--- begin Selected excerpt ---
More specifically, dealers will not have
to analyze whether aspects of complying
with MSRB Rule G–19’s suitability
obligations in some circumstances could
fail to satisfy the requirements of
Regulation Best Interest. Consequently,
dealers will be able to more efficiently
execute transactions in the municipal
securities market with greater regulatory
certainty under the proposed
amendments.
II. Statutory Basis for Amendments
Related to Non-Cash Compensation
The proposed amendments to MSRB
Rule G–20 related to non-cash
compensation are consistent with
Section 15B(b)(2) of the Act because the
amendments will foster cooperation and
coordination with regulators by
harmonizing MSRB rules. Consequently,
these amendments will also facilitate
transactions in municipal securities and
municipal financial products and
remove impediments to and perfect the
mechanism of a free and open market in
municipal securities and municipal
financial products by eliminating
potential regulatory duplication and,
thereby, ease potential regulatory
burdens on dealers associated with
complying with two regulatory schemes.
--- end Selected excerpt ---
--- begin Information shown ---
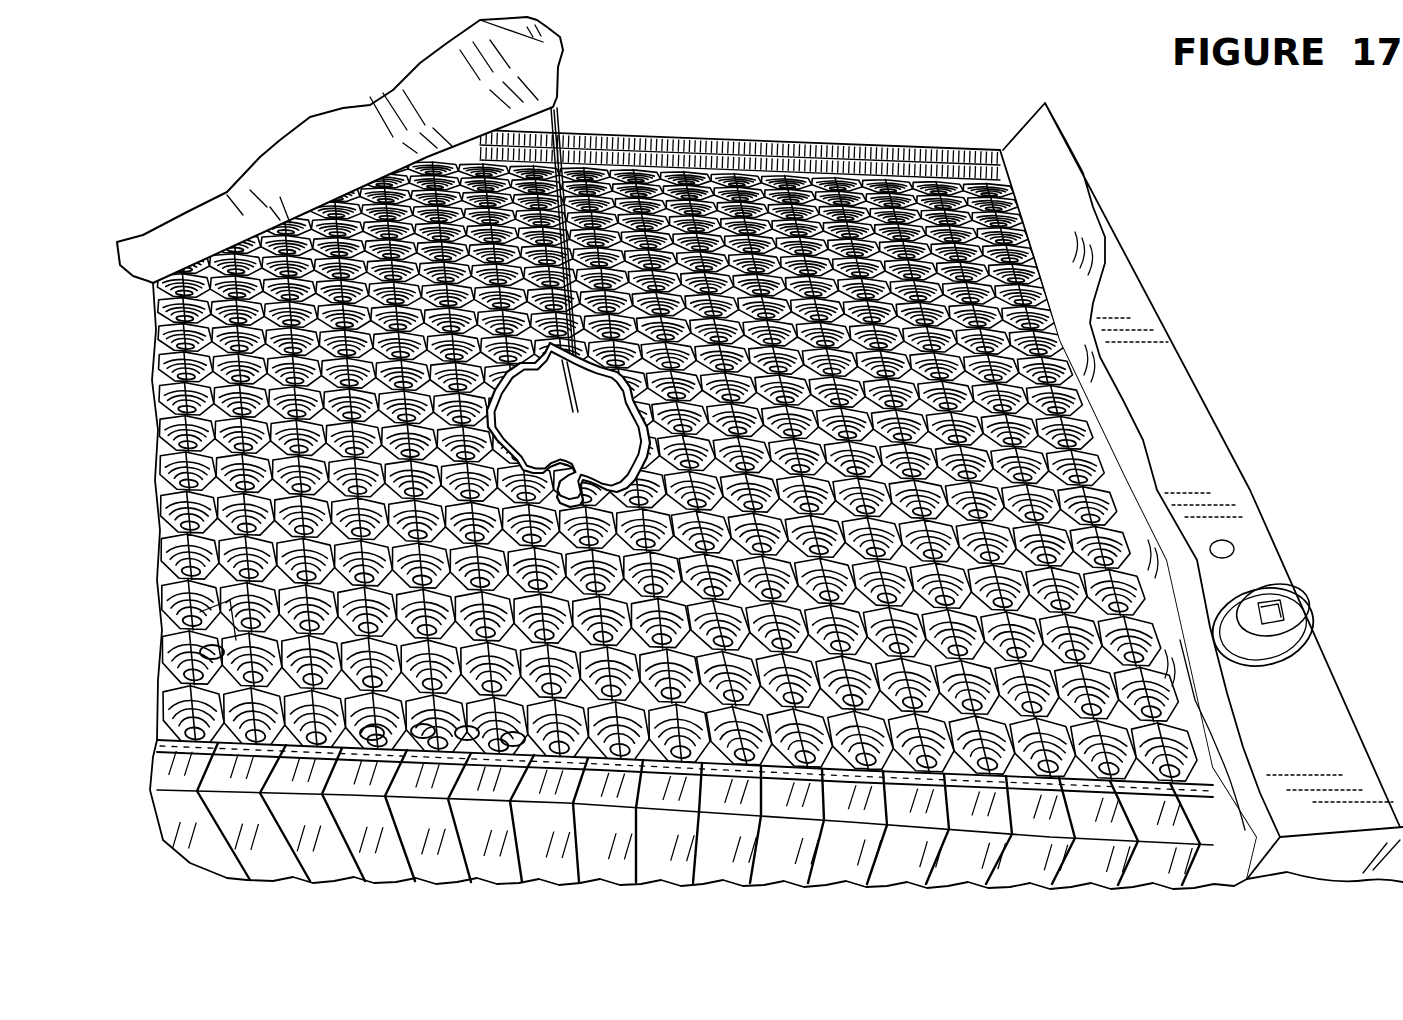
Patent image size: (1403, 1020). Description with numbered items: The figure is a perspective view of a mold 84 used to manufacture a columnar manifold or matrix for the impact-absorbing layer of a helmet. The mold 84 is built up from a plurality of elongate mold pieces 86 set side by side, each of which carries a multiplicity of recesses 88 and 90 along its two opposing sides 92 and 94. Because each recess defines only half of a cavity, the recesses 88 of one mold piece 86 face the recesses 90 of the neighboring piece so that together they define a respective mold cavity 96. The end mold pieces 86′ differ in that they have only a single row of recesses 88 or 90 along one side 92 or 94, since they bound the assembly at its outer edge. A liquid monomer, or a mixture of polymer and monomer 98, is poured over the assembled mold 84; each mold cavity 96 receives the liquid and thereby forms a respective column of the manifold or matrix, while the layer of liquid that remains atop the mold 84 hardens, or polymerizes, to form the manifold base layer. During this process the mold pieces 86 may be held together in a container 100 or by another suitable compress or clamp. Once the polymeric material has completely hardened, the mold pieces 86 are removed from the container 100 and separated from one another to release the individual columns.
--- end Information shown ---
### Written problem
Answer each question from the excerpt on the proposed MSRB rule amendments.
(a) The suitability obligations of which MSRB rule are discussed together with Regulation Best Interest?
(b) With which section of the Act are the amendments to MSRB Rule G–20 on non-cash compensation said to be consistent?
(c) What burdens on dealers will the non-cash compensation amendments ease?
The data shown here were drawn from a different source than the text.

### Task answer
(a) MSRB Rule G–19.
(b) Section 15B(b)(2).
(c) Potential regulatory burdens associated with complying with two regulatory schemes.